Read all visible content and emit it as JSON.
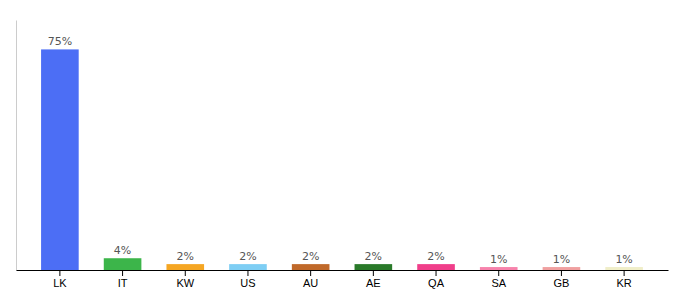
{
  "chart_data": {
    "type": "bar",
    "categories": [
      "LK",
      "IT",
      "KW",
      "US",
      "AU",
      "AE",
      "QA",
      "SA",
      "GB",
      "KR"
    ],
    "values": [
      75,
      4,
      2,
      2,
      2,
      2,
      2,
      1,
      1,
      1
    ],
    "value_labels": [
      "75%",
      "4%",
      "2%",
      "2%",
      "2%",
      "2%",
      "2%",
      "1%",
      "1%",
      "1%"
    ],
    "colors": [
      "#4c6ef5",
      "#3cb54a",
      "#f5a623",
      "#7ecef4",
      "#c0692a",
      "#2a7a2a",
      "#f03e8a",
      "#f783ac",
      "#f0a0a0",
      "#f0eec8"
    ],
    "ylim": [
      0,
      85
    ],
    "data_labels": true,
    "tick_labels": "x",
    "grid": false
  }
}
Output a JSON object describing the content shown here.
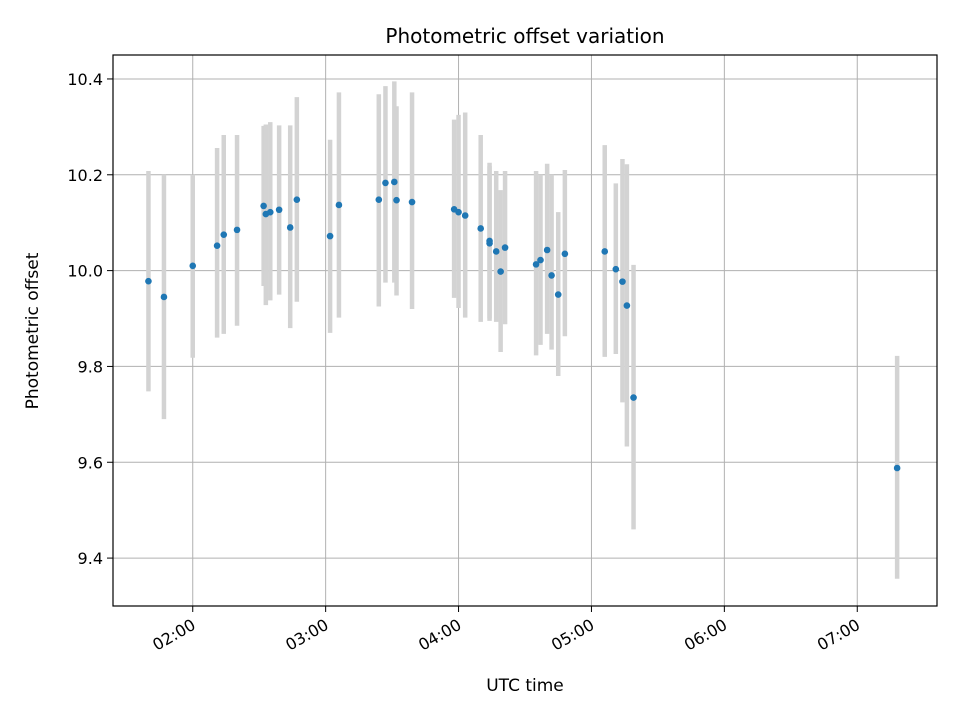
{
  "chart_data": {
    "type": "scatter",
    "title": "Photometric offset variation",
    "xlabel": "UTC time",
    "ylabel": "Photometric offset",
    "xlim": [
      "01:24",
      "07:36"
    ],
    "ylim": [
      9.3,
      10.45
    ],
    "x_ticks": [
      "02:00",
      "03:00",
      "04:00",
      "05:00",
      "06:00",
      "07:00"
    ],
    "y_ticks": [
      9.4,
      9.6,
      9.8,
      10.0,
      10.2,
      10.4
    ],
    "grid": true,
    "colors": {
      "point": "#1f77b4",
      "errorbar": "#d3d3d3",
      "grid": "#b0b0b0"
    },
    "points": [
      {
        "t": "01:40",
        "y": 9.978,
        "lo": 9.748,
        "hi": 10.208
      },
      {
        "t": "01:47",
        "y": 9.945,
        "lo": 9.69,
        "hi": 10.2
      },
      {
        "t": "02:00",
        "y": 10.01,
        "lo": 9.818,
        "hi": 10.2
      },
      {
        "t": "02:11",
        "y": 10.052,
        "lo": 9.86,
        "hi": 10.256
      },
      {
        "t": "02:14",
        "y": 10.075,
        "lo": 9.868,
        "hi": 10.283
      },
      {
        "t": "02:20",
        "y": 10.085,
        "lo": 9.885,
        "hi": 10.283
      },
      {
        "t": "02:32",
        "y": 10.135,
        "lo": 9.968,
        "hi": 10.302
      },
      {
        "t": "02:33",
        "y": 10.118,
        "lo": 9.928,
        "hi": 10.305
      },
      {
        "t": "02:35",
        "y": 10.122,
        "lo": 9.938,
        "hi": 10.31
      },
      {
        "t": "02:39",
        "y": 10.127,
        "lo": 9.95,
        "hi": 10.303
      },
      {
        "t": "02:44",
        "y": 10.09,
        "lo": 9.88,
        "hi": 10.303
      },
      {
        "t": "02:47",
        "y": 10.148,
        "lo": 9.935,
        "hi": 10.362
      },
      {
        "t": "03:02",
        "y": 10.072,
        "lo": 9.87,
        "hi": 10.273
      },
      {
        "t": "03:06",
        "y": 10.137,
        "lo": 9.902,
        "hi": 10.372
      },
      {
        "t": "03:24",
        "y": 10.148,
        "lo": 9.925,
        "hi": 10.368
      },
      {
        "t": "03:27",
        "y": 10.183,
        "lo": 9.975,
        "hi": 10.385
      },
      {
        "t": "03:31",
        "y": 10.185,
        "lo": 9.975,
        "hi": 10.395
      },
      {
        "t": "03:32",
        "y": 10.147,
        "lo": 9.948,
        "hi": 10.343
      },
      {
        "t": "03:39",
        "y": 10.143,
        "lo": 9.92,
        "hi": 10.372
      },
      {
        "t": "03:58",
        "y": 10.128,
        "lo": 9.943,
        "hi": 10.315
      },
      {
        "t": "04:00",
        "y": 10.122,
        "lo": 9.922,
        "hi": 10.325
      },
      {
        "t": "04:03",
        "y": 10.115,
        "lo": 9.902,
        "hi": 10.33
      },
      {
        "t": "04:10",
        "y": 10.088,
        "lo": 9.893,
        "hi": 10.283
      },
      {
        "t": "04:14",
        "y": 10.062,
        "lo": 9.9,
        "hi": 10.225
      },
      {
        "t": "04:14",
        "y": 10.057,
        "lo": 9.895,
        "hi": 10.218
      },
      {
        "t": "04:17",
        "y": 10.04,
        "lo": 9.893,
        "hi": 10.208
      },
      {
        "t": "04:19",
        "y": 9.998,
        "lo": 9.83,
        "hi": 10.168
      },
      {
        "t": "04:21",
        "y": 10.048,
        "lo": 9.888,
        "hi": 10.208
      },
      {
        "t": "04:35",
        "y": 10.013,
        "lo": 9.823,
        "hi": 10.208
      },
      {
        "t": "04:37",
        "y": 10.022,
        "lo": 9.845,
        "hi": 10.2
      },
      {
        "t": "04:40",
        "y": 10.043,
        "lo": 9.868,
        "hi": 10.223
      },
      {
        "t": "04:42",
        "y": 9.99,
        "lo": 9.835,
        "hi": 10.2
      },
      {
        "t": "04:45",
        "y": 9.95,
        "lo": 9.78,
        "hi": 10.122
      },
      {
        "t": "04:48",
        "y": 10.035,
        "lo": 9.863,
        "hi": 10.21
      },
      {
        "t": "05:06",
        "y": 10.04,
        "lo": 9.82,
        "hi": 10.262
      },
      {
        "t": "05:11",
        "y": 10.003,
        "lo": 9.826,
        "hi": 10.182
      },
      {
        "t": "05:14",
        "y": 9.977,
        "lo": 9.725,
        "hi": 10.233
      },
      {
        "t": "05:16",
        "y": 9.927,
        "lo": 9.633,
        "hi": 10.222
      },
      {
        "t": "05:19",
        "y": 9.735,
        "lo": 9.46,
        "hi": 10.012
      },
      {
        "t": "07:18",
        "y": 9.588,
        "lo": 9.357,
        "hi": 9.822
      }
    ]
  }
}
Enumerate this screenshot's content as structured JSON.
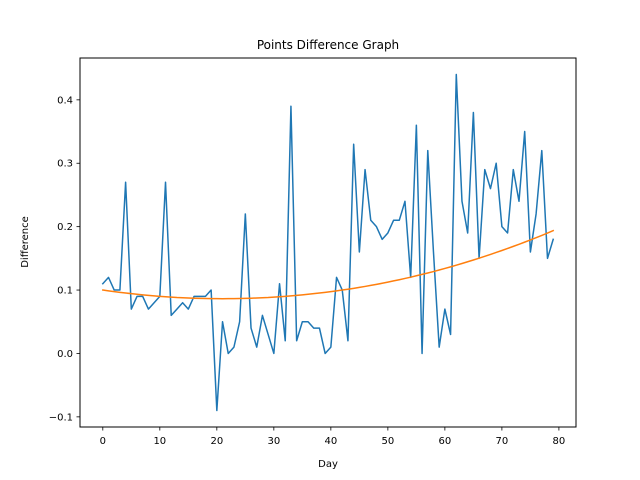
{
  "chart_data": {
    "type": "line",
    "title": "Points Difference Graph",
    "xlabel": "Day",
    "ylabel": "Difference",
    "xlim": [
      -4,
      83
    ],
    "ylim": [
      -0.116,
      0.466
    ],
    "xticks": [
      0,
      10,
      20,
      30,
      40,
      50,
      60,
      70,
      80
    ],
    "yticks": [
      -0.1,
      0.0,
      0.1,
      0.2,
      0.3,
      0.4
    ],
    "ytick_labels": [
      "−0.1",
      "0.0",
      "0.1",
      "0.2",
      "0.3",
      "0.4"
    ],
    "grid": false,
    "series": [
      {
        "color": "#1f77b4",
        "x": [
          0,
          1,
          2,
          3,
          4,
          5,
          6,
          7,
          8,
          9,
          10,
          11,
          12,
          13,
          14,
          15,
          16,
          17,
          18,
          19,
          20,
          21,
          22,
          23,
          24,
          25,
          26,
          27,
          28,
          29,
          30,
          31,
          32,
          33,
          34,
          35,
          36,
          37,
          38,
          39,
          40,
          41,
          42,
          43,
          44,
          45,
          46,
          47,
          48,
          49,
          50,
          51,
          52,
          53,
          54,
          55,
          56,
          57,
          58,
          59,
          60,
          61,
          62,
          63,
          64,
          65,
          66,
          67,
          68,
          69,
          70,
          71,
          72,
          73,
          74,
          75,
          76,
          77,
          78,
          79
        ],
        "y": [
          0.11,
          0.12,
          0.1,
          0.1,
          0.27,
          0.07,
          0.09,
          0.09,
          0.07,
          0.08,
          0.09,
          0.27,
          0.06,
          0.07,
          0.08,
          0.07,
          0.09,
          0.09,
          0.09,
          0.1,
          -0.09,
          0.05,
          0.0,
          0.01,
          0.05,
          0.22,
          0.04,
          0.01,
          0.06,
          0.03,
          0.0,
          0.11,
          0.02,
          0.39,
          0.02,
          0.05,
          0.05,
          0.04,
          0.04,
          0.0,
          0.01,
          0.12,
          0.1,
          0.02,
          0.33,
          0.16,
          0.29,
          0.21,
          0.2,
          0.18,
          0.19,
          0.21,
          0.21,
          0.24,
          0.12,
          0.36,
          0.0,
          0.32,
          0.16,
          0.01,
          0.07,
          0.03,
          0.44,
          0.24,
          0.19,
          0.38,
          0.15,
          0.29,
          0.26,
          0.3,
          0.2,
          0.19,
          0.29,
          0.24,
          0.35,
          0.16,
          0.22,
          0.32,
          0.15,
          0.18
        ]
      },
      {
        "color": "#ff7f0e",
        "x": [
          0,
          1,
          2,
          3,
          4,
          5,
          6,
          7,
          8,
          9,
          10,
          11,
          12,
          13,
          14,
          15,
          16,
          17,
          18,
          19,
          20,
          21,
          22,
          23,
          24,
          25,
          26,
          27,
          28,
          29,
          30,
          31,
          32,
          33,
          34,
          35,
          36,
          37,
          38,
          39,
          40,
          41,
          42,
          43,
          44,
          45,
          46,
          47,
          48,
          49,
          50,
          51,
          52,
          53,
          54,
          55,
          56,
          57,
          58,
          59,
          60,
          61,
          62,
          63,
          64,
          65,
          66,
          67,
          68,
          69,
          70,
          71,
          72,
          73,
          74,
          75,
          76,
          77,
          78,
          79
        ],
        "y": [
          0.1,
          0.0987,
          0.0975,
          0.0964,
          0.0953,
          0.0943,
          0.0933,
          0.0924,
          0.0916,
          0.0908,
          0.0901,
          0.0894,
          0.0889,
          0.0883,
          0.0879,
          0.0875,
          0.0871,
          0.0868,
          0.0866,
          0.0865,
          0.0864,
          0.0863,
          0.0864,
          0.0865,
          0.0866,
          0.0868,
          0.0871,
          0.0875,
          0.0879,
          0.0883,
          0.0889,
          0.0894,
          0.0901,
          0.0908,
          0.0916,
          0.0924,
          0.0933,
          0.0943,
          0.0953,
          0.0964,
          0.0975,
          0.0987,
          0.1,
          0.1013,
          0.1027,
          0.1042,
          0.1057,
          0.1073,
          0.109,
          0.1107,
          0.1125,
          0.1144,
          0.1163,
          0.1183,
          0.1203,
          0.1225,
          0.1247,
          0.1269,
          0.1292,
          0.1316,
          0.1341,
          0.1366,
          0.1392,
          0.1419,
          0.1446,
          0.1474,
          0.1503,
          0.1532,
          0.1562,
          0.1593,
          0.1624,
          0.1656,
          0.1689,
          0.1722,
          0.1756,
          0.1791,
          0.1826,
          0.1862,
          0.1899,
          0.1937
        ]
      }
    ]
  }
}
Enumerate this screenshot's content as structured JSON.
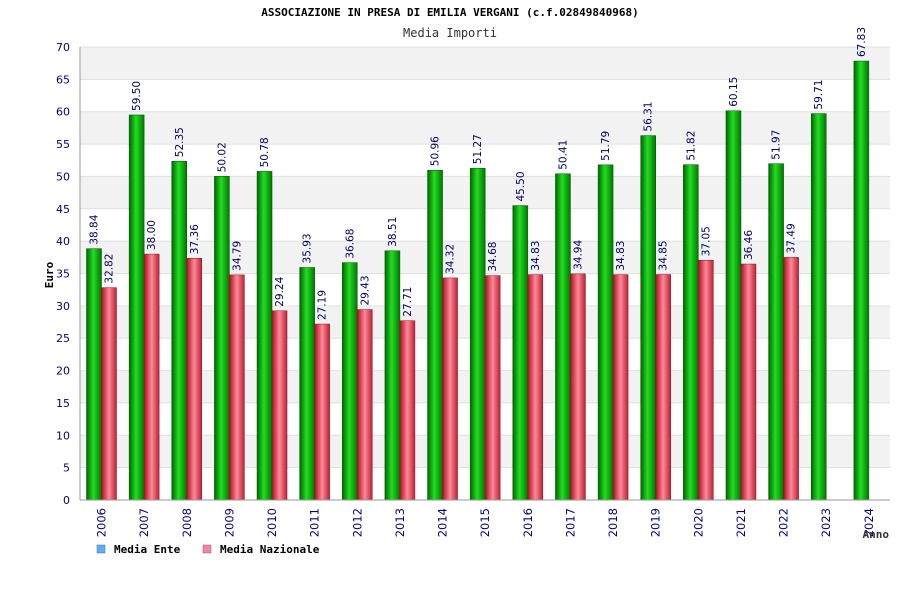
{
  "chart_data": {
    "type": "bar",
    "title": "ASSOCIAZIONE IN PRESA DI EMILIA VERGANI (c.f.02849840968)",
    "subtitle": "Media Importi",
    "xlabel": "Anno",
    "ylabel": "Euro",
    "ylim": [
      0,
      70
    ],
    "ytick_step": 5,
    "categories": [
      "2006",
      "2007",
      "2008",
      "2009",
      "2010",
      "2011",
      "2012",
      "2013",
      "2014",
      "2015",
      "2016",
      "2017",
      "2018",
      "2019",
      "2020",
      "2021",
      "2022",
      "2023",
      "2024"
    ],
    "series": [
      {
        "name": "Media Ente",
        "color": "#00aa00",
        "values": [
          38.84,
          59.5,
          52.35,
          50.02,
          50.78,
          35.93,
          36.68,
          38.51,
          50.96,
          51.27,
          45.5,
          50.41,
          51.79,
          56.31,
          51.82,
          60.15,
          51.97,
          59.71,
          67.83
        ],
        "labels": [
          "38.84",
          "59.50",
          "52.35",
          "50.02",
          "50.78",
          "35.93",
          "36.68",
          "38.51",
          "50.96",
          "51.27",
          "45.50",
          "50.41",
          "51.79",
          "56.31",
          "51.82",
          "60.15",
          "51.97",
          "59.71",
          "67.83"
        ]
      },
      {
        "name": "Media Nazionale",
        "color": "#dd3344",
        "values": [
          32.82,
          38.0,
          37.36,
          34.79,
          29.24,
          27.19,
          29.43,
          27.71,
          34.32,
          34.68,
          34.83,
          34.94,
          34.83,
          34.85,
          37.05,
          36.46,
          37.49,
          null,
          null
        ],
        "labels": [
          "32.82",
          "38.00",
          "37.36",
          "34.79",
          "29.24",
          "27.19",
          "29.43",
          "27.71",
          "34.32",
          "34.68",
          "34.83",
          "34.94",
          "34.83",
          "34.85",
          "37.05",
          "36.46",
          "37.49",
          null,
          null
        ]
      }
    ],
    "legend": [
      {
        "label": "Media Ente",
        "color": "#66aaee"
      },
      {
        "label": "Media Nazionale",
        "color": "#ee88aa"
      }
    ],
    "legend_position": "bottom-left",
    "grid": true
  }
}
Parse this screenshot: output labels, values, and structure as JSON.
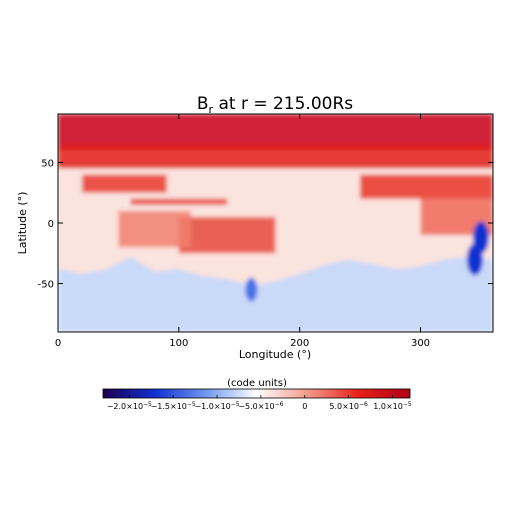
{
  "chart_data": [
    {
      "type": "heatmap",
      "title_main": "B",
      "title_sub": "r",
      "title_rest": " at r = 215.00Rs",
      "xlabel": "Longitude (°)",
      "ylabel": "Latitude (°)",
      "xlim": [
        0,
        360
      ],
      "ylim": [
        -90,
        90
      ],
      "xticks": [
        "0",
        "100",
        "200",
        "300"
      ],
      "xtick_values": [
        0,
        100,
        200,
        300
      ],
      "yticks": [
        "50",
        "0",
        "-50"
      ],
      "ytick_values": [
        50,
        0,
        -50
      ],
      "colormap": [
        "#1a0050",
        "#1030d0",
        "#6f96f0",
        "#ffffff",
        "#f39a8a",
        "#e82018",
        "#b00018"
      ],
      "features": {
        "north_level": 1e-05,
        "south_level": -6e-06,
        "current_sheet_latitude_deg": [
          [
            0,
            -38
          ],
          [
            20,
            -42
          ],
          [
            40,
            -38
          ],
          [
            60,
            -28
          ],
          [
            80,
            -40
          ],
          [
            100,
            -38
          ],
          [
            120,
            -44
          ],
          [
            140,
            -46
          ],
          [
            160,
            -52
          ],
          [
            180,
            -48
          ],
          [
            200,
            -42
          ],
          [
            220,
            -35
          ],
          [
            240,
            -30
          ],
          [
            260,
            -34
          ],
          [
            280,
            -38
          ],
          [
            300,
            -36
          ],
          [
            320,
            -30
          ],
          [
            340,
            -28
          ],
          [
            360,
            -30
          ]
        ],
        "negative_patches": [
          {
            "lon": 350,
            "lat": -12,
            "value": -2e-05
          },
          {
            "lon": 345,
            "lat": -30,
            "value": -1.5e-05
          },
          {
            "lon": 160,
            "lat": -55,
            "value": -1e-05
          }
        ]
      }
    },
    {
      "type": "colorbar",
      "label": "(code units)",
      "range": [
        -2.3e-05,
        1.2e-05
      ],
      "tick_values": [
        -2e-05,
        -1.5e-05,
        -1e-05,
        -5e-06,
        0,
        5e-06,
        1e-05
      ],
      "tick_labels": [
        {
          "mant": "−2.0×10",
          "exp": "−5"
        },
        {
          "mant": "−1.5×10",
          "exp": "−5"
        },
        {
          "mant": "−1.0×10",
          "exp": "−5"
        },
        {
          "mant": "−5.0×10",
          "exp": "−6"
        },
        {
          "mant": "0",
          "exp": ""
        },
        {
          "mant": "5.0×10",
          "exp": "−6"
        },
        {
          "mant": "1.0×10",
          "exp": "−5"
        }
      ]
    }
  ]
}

════════════════

[TASK DESCRIPTION] Count every line in the preceding entries where the string "Nazionale" appears, then state only the total.

[ANSWER BELOW] 2